-- begin SOURCE EXCERPT --

2. A reverberation apparatus as claimed in claim 1 wherein the feedback circuit and the transmission circuit each comprise a digital multiplier.
3. An artificial reverberation apparatus for audio frequency signals comprising, an input terminal, a first delay device having an input and an output, a feedback circuit which couples the output of the delay device to the input thereof via a signal combining means to form a loop circuit having a loop signal gain of less than unity, a second delay device, having the same delay time as the first delay device, which couples said input terminal of the reverberation apparatus to the input of the first delay device via said signal combining means, a transmission circuit which couples said input terminal to the input of the first delay device via a current path that is exclusive of said second delay device and via said signal combining means, the ratio of the signal gain of the transmission circuit to the signal gain of said second delay device being equal to but of opposite sign to that of said loop signal gain.
4. An artificial reverberation apparatus as claimed in claim 3 wherein the signal gain of the transmission circuit is equal to but of opposite sign to the signal gain of the feedback circuit.
5. An artificial reverberation apparatus as claimed in claims 1, 2 or 4, wherein the signal gains of both delay devices are equal to unity.
6. An artificial reverberation apparatus as claimed in claims 3 or 4 wherein the feedback circuit and the transmission circuit each comprise a digital multiplier.
7. An artificial reverberation apparatus as claimed in claims 3 or 4, wherein the signal combining means comprises an adder circuit having first, second and third inputs and an output coupled to the input of the first delay device, outputs of the feedback circuit, the transmission circuit, and the second delay device being coupled to said first, second and third inputs of said adder circuit, respectively.
8. An artificial reverberation apparatus comprising first and second artificial reverberation apparatus each as claimed in claims 3 or 4 and connected in cascade and with the delay times of the delay devices of the first and second artificial reverberation apparatus being different.
Description

This is a Continuation-in-Part of application Ser. No. 965,360, filed Nov. 30, 1978, now abandoned.

The invention relates to an artificial reverberation apparatus for audio frequency signals comprising a delay device and a feedback circuit which couples the output of the delay device to the input thereof via a signal combining means so as to provide a loop signal gain of less than unity.

Such a device is known from "Natural Sounding Artificial Reverberation" by M. R. Schroeder, J.A.E.S., July 1962, 10, 3, pages 219-223, see FIG. 1.

-- end SOURCE EXCERPT --

§ **WRITTEN TASK 1**
In two sentences, summarize the excerpt on artificial reverberation apparatus.
§ **WRITTEN TASK 2**
Translate this sentence from the excerpt on artificial reverberation apparatus into Spanish: "An artificial reverberation apparatus as claimed in claim 3 wherein the signal gain of the transmission circuit is equal to but of opposite sign to the signal gain of the feedback circuit."
§ **WRITTEN TASK 3**
Write the next part of the excerpt on artificial reverberation apparatus, starting after its final sentence.
The items after this point play no part in this work.

-- begin RECORDS SUPPLIED --

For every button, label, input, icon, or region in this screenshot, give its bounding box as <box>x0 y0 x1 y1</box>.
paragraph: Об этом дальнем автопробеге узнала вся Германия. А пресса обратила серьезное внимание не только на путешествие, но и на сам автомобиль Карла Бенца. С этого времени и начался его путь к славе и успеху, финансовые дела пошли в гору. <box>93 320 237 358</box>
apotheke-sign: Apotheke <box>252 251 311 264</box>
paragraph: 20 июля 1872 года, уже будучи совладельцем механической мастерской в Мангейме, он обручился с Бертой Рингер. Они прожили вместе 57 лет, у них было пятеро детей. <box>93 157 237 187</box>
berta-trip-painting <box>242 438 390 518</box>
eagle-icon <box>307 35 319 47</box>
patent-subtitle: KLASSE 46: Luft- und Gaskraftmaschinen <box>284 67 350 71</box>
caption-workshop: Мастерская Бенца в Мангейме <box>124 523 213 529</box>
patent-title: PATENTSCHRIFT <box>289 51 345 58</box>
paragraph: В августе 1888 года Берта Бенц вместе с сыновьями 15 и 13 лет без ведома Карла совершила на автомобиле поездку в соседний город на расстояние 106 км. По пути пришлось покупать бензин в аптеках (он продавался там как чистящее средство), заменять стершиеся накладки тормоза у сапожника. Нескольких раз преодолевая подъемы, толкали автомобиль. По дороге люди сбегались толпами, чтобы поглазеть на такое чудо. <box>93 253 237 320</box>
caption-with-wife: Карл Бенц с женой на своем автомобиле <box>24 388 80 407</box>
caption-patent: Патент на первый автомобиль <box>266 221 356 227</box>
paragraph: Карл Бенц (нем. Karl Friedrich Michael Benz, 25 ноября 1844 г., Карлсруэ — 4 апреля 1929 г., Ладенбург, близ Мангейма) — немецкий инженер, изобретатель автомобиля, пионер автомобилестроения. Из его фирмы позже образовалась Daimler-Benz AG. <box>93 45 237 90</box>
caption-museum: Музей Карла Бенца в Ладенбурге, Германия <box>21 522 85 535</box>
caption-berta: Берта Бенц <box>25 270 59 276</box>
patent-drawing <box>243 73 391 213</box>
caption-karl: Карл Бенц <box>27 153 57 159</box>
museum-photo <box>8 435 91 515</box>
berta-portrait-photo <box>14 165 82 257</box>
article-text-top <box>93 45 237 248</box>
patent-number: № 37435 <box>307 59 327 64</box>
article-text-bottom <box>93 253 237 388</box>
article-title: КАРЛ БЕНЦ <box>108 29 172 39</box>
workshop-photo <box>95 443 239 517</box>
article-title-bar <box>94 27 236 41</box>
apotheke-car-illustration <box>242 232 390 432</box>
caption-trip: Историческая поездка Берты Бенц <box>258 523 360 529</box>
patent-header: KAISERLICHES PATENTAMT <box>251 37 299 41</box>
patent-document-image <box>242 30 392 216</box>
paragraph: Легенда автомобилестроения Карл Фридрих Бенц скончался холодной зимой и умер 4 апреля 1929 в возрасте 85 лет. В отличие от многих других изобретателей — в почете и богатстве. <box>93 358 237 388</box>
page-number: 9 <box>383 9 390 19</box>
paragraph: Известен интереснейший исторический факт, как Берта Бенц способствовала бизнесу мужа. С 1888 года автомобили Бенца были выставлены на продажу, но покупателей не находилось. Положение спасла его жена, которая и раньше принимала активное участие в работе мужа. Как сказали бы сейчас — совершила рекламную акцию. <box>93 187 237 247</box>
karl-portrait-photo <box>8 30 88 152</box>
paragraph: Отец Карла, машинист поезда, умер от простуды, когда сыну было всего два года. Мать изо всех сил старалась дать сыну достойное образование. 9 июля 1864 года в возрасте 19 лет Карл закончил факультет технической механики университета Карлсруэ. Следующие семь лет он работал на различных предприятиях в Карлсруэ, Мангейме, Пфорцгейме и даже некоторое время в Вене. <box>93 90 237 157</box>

-- end RECORDS SUPPLIED --

§ **TASK OUTPUT 1**
The excerpt sets out claims for an artificial reverberation apparatus for audio frequency signals, in which a feedback circuit couples the output of a delay device to its input through a signal combining means with a loop signal gain of less than unity. Further claims add a second delay device, a transmission circuit, digital multipliers, an adder circuit, and two such apparatus connected in cascade, and the description states that such a device is known from a 1962 paper by M. R. Schroeder.

§ **TASK OUTPUT 2**
Un aparato de reverberación artificial según se reivindica en la reivindicación 3, en el que la ganancia de señal del circuito de transmisión es igual, pero de signo opuesto, a la ganancia de señal del circuito de realimentación.

§ **TASK OUTPUT 3**
In the known reverberation apparatus a signal is obtained at the output which corresponds to the input signal to which periodically, i.e. with delays equal to integral multiples of those of the delay apparatus, "echo" signals have been added, which acoustically gives the impression of artificial reverberation.

The principal drawback of the known apparatus is that signals to be processed by the delay apparatus vary substantially in amplitude. If the loop signal gain of the apparatus, being the product of the gain factor of the delay line (in this case equal to one) and the feedback gain factor of the feedback circuit (g), is approximately 1, for example 0.7, a crest-dale ratio of 5.7 (15 dB) is found in the frequency characteristic of the device. This may give rise to undesired non-linearities and in particular, when a charge transfer device such as for example a bucket brigade memory is employed as a delay device, to overdriving of such a charge transfer device. It is an object of the invention to avoid this drawback. The reverberation apparatus according to the invention is characterized in that a second delay device is provided which gives rise to the same time delay as does the first mentioned delay device and which couples an input terminal of the reverberation apparatus to the input of the first mentioned delay device via said signal combining means. The apparatus also includes a transmission path which couples said input terminal to the input of the first mentioned delay device via a current path that is exclusive of said second delay device and via said signal combining means, the ratio of the signal gain of the transmission path to the signal gain of said second delay device being equal to but of opposite sign to that of said loop signal gain. In this way a reverberation apparatus is obtained having a flat frequency characteristic throughout the circuit.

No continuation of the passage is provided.